(Source data)
──────────────────────────────

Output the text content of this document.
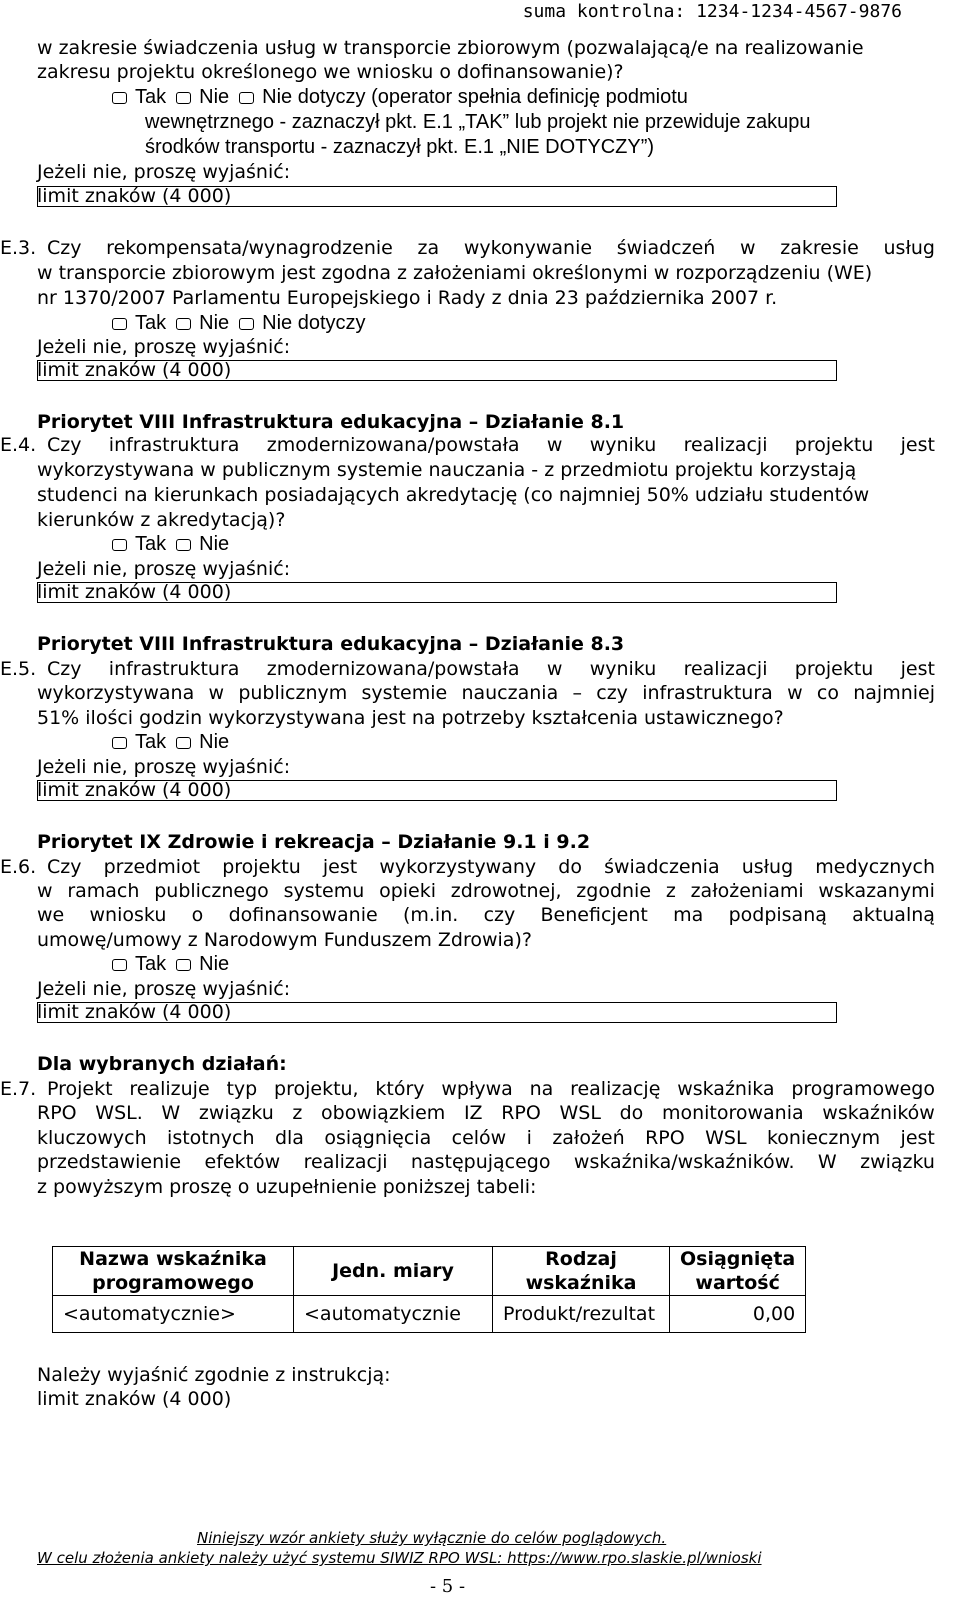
suma kontrolna: 1234-1234-4567-9876
w zakresie świadczenia usług w transporcie zbiorowym (pozwalającą/e na realizowanie
zakresu projektu określonego we wniosku o dofinansowanie)?
Tak Nie Nie dotyczy (operator spełnia definicję podmiotu
wewnętrznego - zaznaczył pkt. E.1 „TAK” lub projekt nie przewiduje zakupu
środków transportu - zaznaczył pkt. E.1 „NIE DOTYCZY”)
Jeżeli nie, proszę wyjaśnić:
limit znaków (4 000)
E.3. Czy rekompensata/wynagrodzenie za wykonywanie świadczeń w zakresie usług
w transporcie zbiorowym jest zgodna z założeniami określonymi w rozporządzeniu (WE)
nr 1370/2007 Parlamentu Europejskiego i Rady z dnia 23 października 2007 r.
Tak Nie Nie dotyczy
Jeżeli nie, proszę wyjaśnić:
limit znaków (4 000)
Priorytet VIII Infrastruktura edukacyjna – Działanie 8.1
E.4. Czy infrastruktura zmodernizowana/powstała w wyniku realizacji projektu jest
wykorzystywana w publicznym systemie nauczania - z przedmiotu projektu korzystają
studenci na kierunkach posiadających akredytację (co najmniej 50% udziału studentów
kierunków z akredytacją)?
Tak Nie
Jeżeli nie, proszę wyjaśnić:
limit znaków (4 000)
Priorytet VIII Infrastruktura edukacyjna – Działanie 8.3
E.5. Czy infrastruktura zmodernizowana/powstała w wyniku realizacji projektu jest
wykorzystywana w publicznym systemie nauczania – czy infrastruktura w co najmniej
51% ilości godzin wykorzystywana jest na potrzeby kształcenia ustawicznego?
Tak Nie
Jeżeli nie, proszę wyjaśnić:
limit znaków (4 000)
Priorytet IX Zdrowie i rekreacja – Działanie 9.1 i 9.2
E.6. Czy przedmiot projektu jest wykorzystywany do świadczenia usług medycznych
w ramach publicznego systemu opieki zdrowotnej, zgodnie z założeniami wskazanymi
we wniosku o dofinansowanie (m.in. czy Beneficjent ma podpisaną aktualną
umowę/umowy z Narodowym Funduszem Zdrowia)?
Tak Nie
Jeżeli nie, proszę wyjaśnić:
limit znaków (4 000)
Dla wybranych działań:
E.7. Projekt realizuje typ projektu, który wpływa na realizację wskaźnika programowego
RPO WSL. W związku z obowiązkiem IZ RPO WSL do monitorowania wskaźników
kluczowych istotnych dla osiągnięcia celów i założeń RPO WSL koniecznym jest
przedstawienie efektów realizacji następującego wskaźnika/wskaźników. W związku
z powyższym proszę o uzupełnienie poniższej tabeli:
Nazwa wskaźnika programowego	Jedn. miary	Rodzaj wskaźnika	Osiągnięta wartość
<automatycznie>	<automatycznie	Produkt/rezultat	0,00
Należy wyjaśnić zgodnie z instrukcją:
limit znaków (4 000)
Niniejszy wzór ankiety służy wyłącznie do celów poglądowych.
W celu złożenia ankiety należy użyć systemu SIWIZ RPO WSL: https://www.rpo.slaskie.pl/wnioski
- 5 -
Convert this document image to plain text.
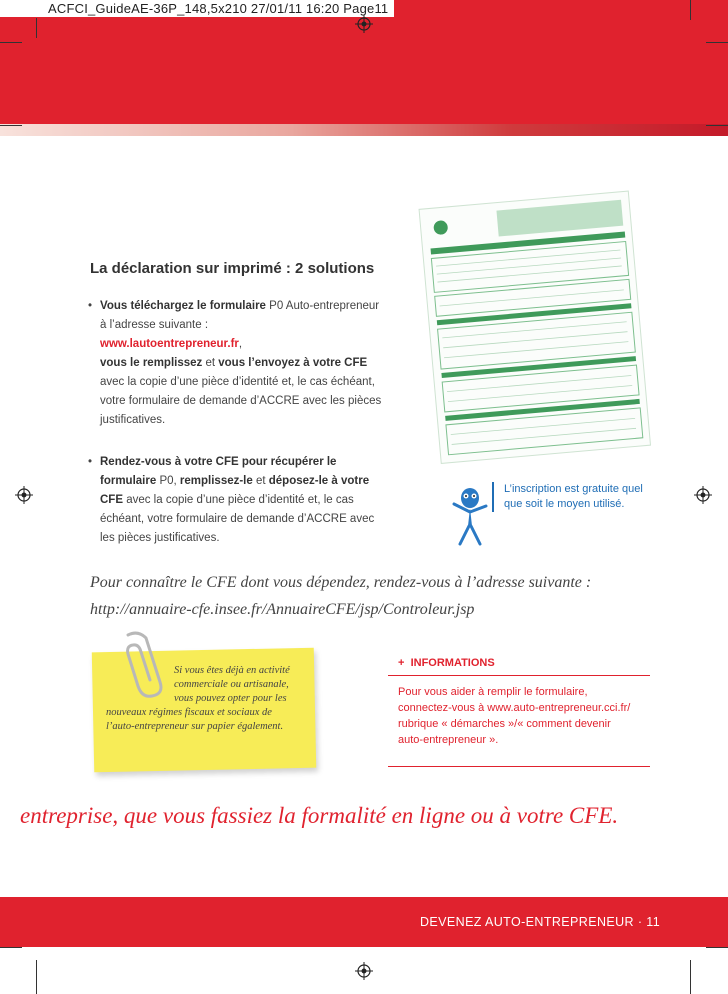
ACFCI_GuideAE-36P_148,5x210 27/01/11 16:20 Page11
La déclaration sur imprimé : 2 solutions

• Vous téléchargez le formulaire P0 Auto-entrepreneur

à l’adresse suivante :

www.lautoentrepreneur.fr,

vous le remplissez et vous l’envoyez à votre CFE

avec la copie d’une pièce d’identité et, le cas échéant,

votre formulaire de demande d’ACCRE avec les pièces

justificatives.

• Rendez-vous à votre CFE pour récupérer le

formulaire P0, remplissez-le et déposez-le à votre

CFE avec la copie d’une pièce d’identité et, le cas

échéant, votre formulaire de demande d’ACCRE avec

les pièces justificatives.

L’inscription est gratuite quel que soit le moyen utilisé.
Pour connaître le CFE dont vous dépendez, rendez-vous à l’adresse suivante :
http://annuaire-cfe.insee.fr/AnnuaireCFE/jsp/Controleur.jsp
Si vous êtes déjà en activité
commerciale ou artisanale,
vous pouvez opter pour les
nouveaux régimes fiscaux et sociaux de
l’auto-entrepreneur sur papier également.
+ INFORMATIONS
Pour vous aider à remplir le formulaire,
connectez-vous à www.auto-entrepreneur.cci.fr/
rubrique « démarches »/« comment devenir
auto-entrepreneur ».
entreprise, que vous fassiez la formalité en ligne ou à votre CFE.
DEVENEZ AUTO-ENTREPRENEUR · 11
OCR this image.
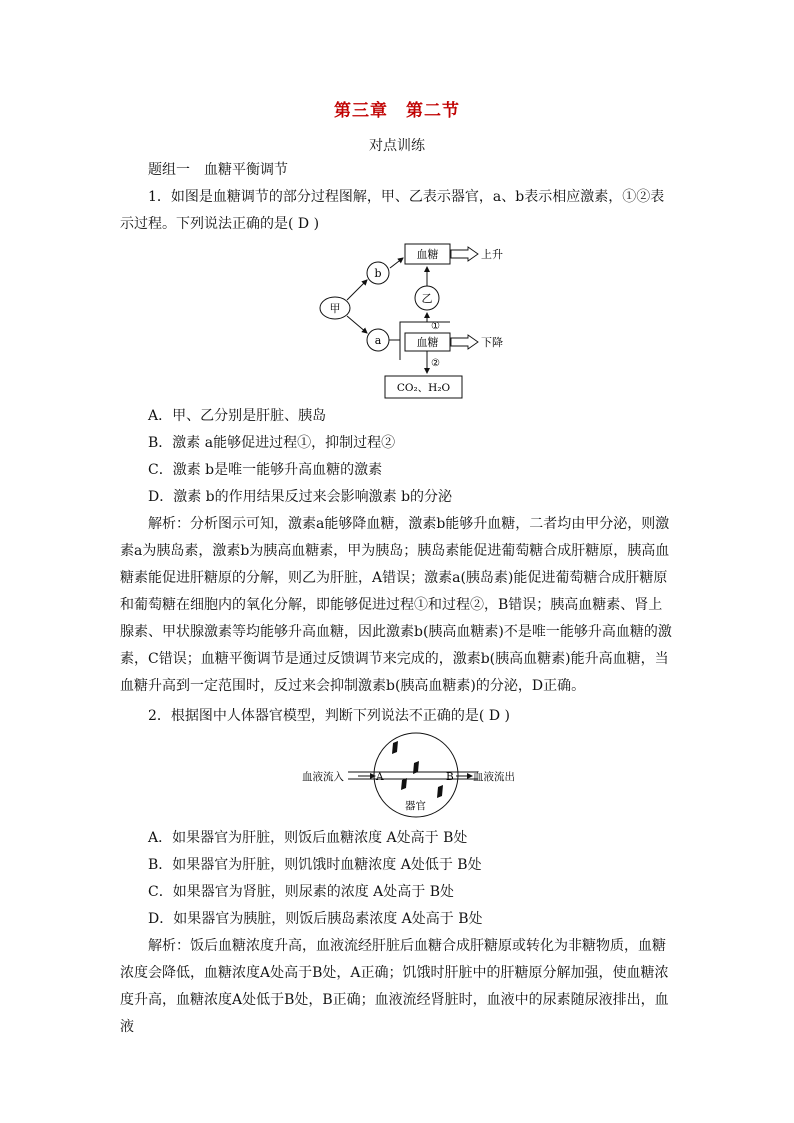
第三章　第二节
对点训练

题组一　血糖平衡调节

1．如图是血糖调节的部分过程图解，甲、乙表示器官，a、b表示相应激素，①②表示过程。下列说法正确的是( D )

甲
b
a
血糖	上升
乙
①
血糖	下降
②
CO₂、H₂O

A．甲、乙分别是肝脏、胰岛

B．激素 a能够促进过程①，抑制过程②

C．激素 b是唯一能够升高血糖的激素

D．激素 b的作用结果反过来会影响激素 b的分泌

解析：分析图示可知，激素a能够降血糖，激素b能够升血糖，二者均由甲分泌，则激素a为胰岛素，激素b为胰高血糖素，甲为胰岛；胰岛素能促进葡萄糖合成肝糖原，胰高血糖素能促进肝糖原的分解，则乙为肝脏，A错误；激素a(胰岛素)能促进葡萄糖合成肝糖原和葡萄糖在细胞内的氧化分解，即能够促进过程①和过程②，B错误；胰高血糖素、肾上腺素、甲状腺激素等均能够升高血糖，因此激素b(胰高血糖素)不是唯一能够升高血糖的激素，C错误；血糖平衡调节是通过反馈调节来完成的，激素b(胰高血糖素)能升高血糖，当血糖升高到一定范围时，反过来会抑制激素b(胰高血糖素)的分泌，D正确。

2．根据图中人体器官模型，判断下列说法不正确的是( D )

血液流入	A	B 血液流出
器官

A．如果器官为肝脏，则饭后血糖浓度 A处高于 B处

B．如果器官为肝脏，则饥饿时血糖浓度 A处低于 B处

C．如果器官为肾脏，则尿素的浓度 A处高于 B处

D．如果器官为胰脏，则饭后胰岛素浓度 A处高于 B处

解析：饭后血糖浓度升高，血液流经肝脏后血糖合成肝糖原或转化为非糖物质，血糖浓度会降低，血糖浓度A处高于B处，A正确；饥饿时肝脏中的肝糖原分解加强，使血糖浓度升高，血糖浓度A处低于B处，B正确；血液流经肾脏时，血液中的尿素随尿液排出，血液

──────────────────────────────

EXERCISE DETAILS: Out of the records, collect only those lines that contain the string "programowego".

RESPONSE TO THIS EXERCISE:
E.7. Projekt realizuje typ projektu, który wpływa na realizację wskaźnika programowego
Nazwa wskaźnika programowego	Jedn. miary	Rodzaj wskaźnika	Osiągnięta wartość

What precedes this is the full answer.